◆ **Requirements**: Return each line of the records with nothing changed, pictures excepted.

[start]

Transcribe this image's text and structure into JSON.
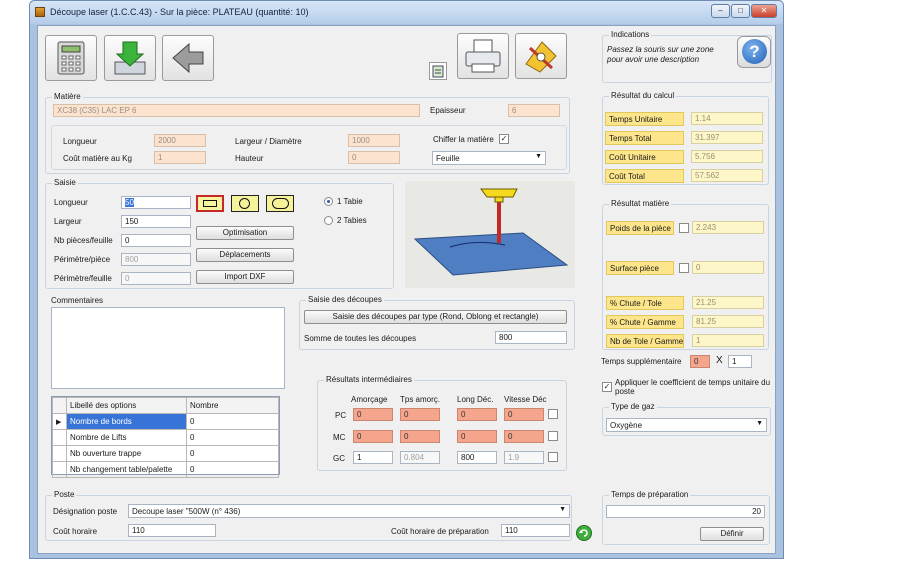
{
  "window": {
    "title": "Découpe laser  (1.C.C.43) - Sur la pièce: PLATEAU (quantité: 10)",
    "minimize": "–",
    "maximize": "□",
    "close": "✕"
  },
  "toolbar": {
    "calc_icon": "calculator-icon",
    "save_icon": "save-download-icon",
    "back_icon": "arrow-left-icon",
    "small_icon": "clipboard-icon",
    "print_icon": "printer-icon",
    "settings_icon": "tools-icon"
  },
  "matiere": {
    "group": "Matière",
    "name_value": "XC38 (C35) LAC EP 6",
    "epaisseur_label": "Epaisseur",
    "epaisseur_value": "6",
    "longueur_label": "Longueur",
    "longueur_value": "2000",
    "largeur_label": "Largeur / Diamètre",
    "largeur_value": "1000",
    "chiffrer_label": "Chiffer la matière",
    "chiffrer_checked": "✓",
    "cout_label": "Coût matière au Kg",
    "cout_value": "1",
    "hauteur_label": "Hauteur",
    "hauteur_value": "0",
    "type_value": "Feuille"
  },
  "saisie": {
    "group": "Saisie",
    "longueur_label": "Longueur",
    "longueur_value": "50",
    "largeur_label": "Largeur",
    "largeur_value": "150",
    "nb_label": "Nb pièces/feuille",
    "nb_value": "0",
    "perim_piece_label": "Périmètre/pièce",
    "perim_piece_value": "800",
    "perim_feuille_label": "Périmètre/feuille",
    "perim_feuille_value": "0",
    "btn_optimisation": "Optimisation",
    "btn_deplacements": "Déplacements",
    "btn_import": "Import DXF",
    "radio1": "1 Tabie",
    "radio2": "2 Tabies"
  },
  "commentaires": {
    "group": "Commentaires",
    "text": ""
  },
  "options_table": {
    "col1": "Libellé des options",
    "col2": "Nombre",
    "rows": [
      {
        "label": "Nombre de bords",
        "value": "0"
      },
      {
        "label": "Nombre de Lifts",
        "value": "0"
      },
      {
        "label": "Nb ouverture trappe",
        "value": "0"
      },
      {
        "label": "Nb changement table/palette",
        "value": "0"
      }
    ]
  },
  "decoupes": {
    "group": "Saisie des découpes",
    "button": "Saisie des découpes par type (Rond, Oblong et rectangle)",
    "somme_label": "Somme de toutes les découpes",
    "somme_value": "800"
  },
  "intermediaires": {
    "group": "Résultats intermédiaires",
    "headers": [
      "Amorçage",
      "Tps amorç.",
      "Long Déc.",
      "Vitesse Déc"
    ],
    "rows": [
      {
        "label": "PC",
        "values": [
          "0",
          "0",
          "0",
          "0"
        ]
      },
      {
        "label": "MC",
        "values": [
          "0",
          "0",
          "0",
          "0"
        ]
      },
      {
        "label": "GC",
        "values": [
          "1",
          "0.804",
          "800",
          "1.9"
        ]
      }
    ]
  },
  "poste": {
    "group": "Poste",
    "designation_label": "Désignation poste",
    "designation_value": "Decoupe laser \"500W (n° 436)",
    "cout_label": "Coût horaire",
    "cout_value": "110",
    "cout_prep_label": "Coût horaire de préparation",
    "cout_prep_value": "110"
  },
  "indications": {
    "group": "Indications",
    "text": "Passez la souris sur une zone pour avoir une description",
    "help_icon": "help-question-icon"
  },
  "calcul": {
    "group": "Résultat du calcul",
    "rows": [
      {
        "label": "Temps Unitaire",
        "value": "1.14"
      },
      {
        "label": "Temps Total",
        "value": "31.397"
      },
      {
        "label": "Coût Unitaire",
        "value": "5.756"
      },
      {
        "label": "Coût Total",
        "value": "57.562"
      }
    ]
  },
  "resultat_matiere": {
    "group": "Résultat matière",
    "poids_label": "Poids de la pièce",
    "poids_value": "2.243",
    "surface_label": "Surface pièce",
    "surface_value": "0",
    "chute_tole_label": "% Chute / Tole",
    "chute_tole_value": "21.25",
    "chute_gamme_label": "% Chute / Gamme",
    "chute_gamme_value": "81.25",
    "nb_tole_label": "Nb de Tole / Gamme",
    "nb_tole_value": "1"
  },
  "supplementaire": {
    "label": "Temps supplémentaire",
    "value": "0",
    "x": "X",
    "mult": "1"
  },
  "coef": {
    "label": "Appliquer le coefficient de temps unitaire du poste",
    "checked": "✓"
  },
  "gaz": {
    "group": "Type de gaz",
    "value": "Oxygène"
  },
  "preparation": {
    "group": "Temps de préparation",
    "value": "20",
    "button": "Définir"
  }
}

[end]

◆ **Expected answer**:
Transcribe this image's text and structure into JSON.
{
  "window": {
    "title": "Découpe laser  (1.C.C.43) - Sur la pièce: PLATEAU (quantité: 10)",
    "minimize": "–",
    "maximize": "□",
    "close": "✕"
  },
  "toolbar": {
    "calc_icon": "calculator-icon",
    "save_icon": "save-download-icon",
    "back_icon": "arrow-left-icon",
    "small_icon": "clipboard-icon",
    "print_icon": "printer-icon",
    "settings_icon": "tools-icon"
  },
  "matiere": {
    "group": "Matière",
    "name_value": "XC38 (C35) LAC EP 6",
    "epaisseur_label": "Epaisseur",
    "epaisseur_value": "6",
    "longueur_label": "Longueur",
    "longueur_value": "2000",
    "largeur_label": "Largeur / Diamètre",
    "largeur_value": "1000",
    "chiffrer_label": "Chiffer la matière",
    "chiffrer_checked": "✓",
    "cout_label": "Coût matière au Kg",
    "cout_value": "1",
    "hauteur_label": "Hauteur",
    "hauteur_value": "0",
    "type_value": "Feuille"
  },
  "saisie": {
    "group": "Saisie",
    "longueur_label": "Longueur",
    "longueur_value": "50",
    "largeur_label": "Largeur",
    "largeur_value": "150",
    "nb_label": "Nb pièces/feuille",
    "nb_value": "0",
    "perim_piece_label": "Périmètre/pièce",
    "perim_piece_value": "800",
    "perim_feuille_label": "Périmètre/feuille",
    "perim_feuille_value": "0",
    "btn_optimisation": "Optimisation",
    "btn_deplacements": "Déplacements",
    "btn_import": "Import DXF",
    "radio1": "1 Tabie",
    "radio2": "2 Tabies"
  },
  "commentaires": {
    "group": "Commentaires",
    "text": ""
  },
  "options_table": {
    "col1": "Libellé des options",
    "col2": "Nombre",
    "rows": [
      {
        "label": "Nombre de bords",
        "value": "0"
      },
      {
        "label": "Nombre de Lifts",
        "value": "0"
      },
      {
        "label": "Nb ouverture trappe",
        "value": "0"
      },
      {
        "label": "Nb changement table/palette",
        "value": "0"
      }
    ]
  },
  "decoupes": {
    "group": "Saisie des découpes",
    "button": "Saisie des découpes par type (Rond, Oblong et rectangle)",
    "somme_label": "Somme de toutes les découpes",
    "somme_value": "800"
  },
  "intermediaires": {
    "group": "Résultats intermédiaires",
    "headers": [
      "Amorçage",
      "Tps amorç.",
      "Long Déc.",
      "Vitesse Déc"
    ],
    "rows": [
      {
        "label": "PC",
        "values": [
          "0",
          "0",
          "0",
          "0"
        ]
      },
      {
        "label": "MC",
        "values": [
          "0",
          "0",
          "0",
          "0"
        ]
      },
      {
        "label": "GC",
        "values": [
          "1",
          "0.804",
          "800",
          "1.9"
        ]
      }
    ]
  },
  "poste": {
    "group": "Poste",
    "designation_label": "Désignation poste",
    "designation_value": "Decoupe laser \"500W (n° 436)",
    "cout_label": "Coût horaire",
    "cout_value": "110",
    "cout_prep_label": "Coût horaire de préparation",
    "cout_prep_value": "110"
  },
  "indications": {
    "group": "Indications",
    "text": "Passez la souris sur une zone pour avoir une description",
    "help_icon": "help-question-icon"
  },
  "calcul": {
    "group": "Résultat du calcul",
    "rows": [
      {
        "label": "Temps Unitaire",
        "value": "1.14"
      },
      {
        "label": "Temps Total",
        "value": "31.397"
      },
      {
        "label": "Coût Unitaire",
        "value": "5.756"
      },
      {
        "label": "Coût Total",
        "value": "57.562"
      }
    ]
  },
  "resultat_matiere": {
    "group": "Résultat matière",
    "poids_label": "Poids de la pièce",
    "poids_value": "2.243",
    "surface_label": "Surface pièce",
    "surface_value": "0",
    "chute_tole_label": "% Chute / Tole",
    "chute_tole_value": "21.25",
    "chute_gamme_label": "% Chute / Gamme",
    "chute_gamme_value": "81.25",
    "nb_tole_label": "Nb de Tole / Gamme",
    "nb_tole_value": "1"
  },
  "supplementaire": {
    "label": "Temps supplémentaire",
    "value": "0",
    "x": "X",
    "mult": "1"
  },
  "coef": {
    "label": "Appliquer le coefficient de temps unitaire du poste",
    "checked": "✓"
  },
  "gaz": {
    "group": "Type de gaz",
    "value": "Oxygène"
  },
  "preparation": {
    "group": "Temps de préparation",
    "value": "20",
    "button": "Définir"
  }
}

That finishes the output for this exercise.